GIVEN ENTRIES:
# # #

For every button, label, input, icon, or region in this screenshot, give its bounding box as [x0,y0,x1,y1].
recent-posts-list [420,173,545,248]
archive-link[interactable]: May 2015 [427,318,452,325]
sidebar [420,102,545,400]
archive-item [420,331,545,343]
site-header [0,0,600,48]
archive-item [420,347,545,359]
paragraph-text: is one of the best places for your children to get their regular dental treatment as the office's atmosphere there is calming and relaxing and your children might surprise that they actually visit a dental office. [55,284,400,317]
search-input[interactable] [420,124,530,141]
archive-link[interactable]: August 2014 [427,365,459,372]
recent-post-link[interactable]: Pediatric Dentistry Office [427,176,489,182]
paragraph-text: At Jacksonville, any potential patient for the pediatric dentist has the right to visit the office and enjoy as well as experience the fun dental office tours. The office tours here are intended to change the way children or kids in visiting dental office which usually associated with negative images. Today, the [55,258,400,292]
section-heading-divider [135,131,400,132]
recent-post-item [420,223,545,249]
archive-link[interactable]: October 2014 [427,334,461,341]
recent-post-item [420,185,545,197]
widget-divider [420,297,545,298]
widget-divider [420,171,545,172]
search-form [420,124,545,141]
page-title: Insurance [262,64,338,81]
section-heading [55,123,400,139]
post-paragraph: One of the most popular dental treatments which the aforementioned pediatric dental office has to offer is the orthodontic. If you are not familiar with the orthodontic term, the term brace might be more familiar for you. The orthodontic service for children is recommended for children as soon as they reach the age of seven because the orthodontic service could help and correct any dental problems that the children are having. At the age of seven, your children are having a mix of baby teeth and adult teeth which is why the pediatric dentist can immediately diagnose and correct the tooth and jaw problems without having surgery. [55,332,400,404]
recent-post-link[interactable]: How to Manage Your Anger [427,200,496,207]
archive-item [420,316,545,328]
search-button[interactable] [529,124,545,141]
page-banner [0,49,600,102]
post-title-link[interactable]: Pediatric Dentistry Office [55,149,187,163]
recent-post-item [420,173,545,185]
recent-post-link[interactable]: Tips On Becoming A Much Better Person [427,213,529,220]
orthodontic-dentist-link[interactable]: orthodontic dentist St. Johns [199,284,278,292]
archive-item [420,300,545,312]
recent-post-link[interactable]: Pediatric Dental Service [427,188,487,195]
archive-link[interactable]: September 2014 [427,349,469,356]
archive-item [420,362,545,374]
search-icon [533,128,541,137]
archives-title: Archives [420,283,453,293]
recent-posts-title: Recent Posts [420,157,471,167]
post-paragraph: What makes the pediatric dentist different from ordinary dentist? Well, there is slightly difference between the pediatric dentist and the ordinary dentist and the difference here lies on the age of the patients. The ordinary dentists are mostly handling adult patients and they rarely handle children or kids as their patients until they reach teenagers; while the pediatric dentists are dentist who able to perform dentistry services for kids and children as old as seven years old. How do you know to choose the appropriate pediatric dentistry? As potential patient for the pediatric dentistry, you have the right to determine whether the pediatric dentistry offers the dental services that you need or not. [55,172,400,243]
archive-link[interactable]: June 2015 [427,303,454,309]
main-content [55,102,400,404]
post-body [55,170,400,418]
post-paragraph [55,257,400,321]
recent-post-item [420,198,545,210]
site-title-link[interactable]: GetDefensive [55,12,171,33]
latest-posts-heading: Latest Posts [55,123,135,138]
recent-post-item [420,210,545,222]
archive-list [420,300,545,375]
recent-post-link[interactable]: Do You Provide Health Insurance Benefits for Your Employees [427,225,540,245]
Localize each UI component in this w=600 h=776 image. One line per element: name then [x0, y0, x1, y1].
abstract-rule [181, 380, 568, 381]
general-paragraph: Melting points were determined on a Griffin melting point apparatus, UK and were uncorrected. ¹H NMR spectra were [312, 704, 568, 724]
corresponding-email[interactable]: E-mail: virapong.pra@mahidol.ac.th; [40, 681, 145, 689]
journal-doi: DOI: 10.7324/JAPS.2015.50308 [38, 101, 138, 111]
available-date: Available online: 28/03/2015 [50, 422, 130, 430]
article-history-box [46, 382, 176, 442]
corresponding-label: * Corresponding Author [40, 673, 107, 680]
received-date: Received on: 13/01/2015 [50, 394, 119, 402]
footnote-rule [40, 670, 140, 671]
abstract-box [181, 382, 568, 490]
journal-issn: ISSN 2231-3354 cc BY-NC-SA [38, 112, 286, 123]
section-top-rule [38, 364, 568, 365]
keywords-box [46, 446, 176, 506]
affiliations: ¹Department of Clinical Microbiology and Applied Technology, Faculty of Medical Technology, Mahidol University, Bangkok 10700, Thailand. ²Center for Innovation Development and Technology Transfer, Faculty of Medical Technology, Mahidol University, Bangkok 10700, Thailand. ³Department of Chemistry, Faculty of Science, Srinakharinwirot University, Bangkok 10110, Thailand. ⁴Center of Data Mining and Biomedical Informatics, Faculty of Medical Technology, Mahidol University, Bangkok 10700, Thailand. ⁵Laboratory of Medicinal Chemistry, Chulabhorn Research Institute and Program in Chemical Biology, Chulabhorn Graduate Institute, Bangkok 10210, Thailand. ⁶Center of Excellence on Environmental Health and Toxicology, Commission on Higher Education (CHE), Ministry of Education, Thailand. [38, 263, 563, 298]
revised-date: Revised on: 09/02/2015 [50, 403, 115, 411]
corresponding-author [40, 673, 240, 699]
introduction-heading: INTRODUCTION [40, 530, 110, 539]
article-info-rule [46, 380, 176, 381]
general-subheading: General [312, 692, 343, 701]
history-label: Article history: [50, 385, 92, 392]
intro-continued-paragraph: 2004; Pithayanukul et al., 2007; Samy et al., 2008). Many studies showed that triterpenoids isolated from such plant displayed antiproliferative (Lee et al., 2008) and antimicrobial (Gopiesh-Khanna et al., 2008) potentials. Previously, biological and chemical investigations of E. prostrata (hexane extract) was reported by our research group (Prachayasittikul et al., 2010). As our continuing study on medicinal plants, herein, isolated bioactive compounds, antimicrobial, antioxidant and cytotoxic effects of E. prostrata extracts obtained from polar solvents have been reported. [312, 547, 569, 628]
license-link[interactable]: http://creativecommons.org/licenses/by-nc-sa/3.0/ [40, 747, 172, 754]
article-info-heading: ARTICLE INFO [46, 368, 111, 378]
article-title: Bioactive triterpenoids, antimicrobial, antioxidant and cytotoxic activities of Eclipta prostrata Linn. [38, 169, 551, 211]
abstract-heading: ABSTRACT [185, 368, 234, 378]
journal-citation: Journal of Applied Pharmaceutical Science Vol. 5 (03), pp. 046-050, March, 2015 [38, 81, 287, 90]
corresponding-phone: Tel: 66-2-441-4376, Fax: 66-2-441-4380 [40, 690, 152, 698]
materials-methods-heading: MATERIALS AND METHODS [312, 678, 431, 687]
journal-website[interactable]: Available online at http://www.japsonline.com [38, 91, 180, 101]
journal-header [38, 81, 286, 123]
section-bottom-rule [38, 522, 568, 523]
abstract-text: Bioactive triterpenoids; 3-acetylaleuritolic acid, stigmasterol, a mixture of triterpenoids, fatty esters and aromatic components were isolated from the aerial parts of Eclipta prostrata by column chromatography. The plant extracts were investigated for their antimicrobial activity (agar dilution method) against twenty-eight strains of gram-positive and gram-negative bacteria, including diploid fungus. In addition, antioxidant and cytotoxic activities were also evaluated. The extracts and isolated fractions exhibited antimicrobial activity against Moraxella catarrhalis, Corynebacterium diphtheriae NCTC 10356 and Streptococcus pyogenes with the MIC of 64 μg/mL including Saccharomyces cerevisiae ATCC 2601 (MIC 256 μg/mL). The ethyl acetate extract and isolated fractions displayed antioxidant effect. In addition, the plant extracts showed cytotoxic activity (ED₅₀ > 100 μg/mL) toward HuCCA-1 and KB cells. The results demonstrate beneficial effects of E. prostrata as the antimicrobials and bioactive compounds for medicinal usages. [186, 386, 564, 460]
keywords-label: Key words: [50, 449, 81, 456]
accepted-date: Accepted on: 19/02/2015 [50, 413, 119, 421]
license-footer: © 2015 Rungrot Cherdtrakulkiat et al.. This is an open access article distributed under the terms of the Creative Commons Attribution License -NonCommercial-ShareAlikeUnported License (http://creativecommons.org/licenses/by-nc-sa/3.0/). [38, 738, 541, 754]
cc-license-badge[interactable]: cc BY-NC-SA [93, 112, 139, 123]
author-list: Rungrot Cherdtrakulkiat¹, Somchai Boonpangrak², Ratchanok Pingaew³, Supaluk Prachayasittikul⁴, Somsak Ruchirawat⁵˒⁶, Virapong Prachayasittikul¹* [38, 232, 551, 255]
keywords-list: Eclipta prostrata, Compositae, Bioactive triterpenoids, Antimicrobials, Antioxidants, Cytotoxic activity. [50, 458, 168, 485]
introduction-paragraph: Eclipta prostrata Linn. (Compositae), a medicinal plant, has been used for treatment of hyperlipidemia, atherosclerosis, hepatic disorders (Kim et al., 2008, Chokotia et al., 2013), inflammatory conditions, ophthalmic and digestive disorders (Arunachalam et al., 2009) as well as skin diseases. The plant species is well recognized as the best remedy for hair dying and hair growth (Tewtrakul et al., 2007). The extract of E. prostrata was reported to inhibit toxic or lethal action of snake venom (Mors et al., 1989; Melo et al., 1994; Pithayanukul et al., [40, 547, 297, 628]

# # #

REQUIREMENT:
Once you have located every line with the word "divider" in the material above, list those lines.

YOUR SOLUTION:
section-heading-divider [135,131,400,132]
widget-divider [420,297,545,298]
widget-divider [420,171,545,172]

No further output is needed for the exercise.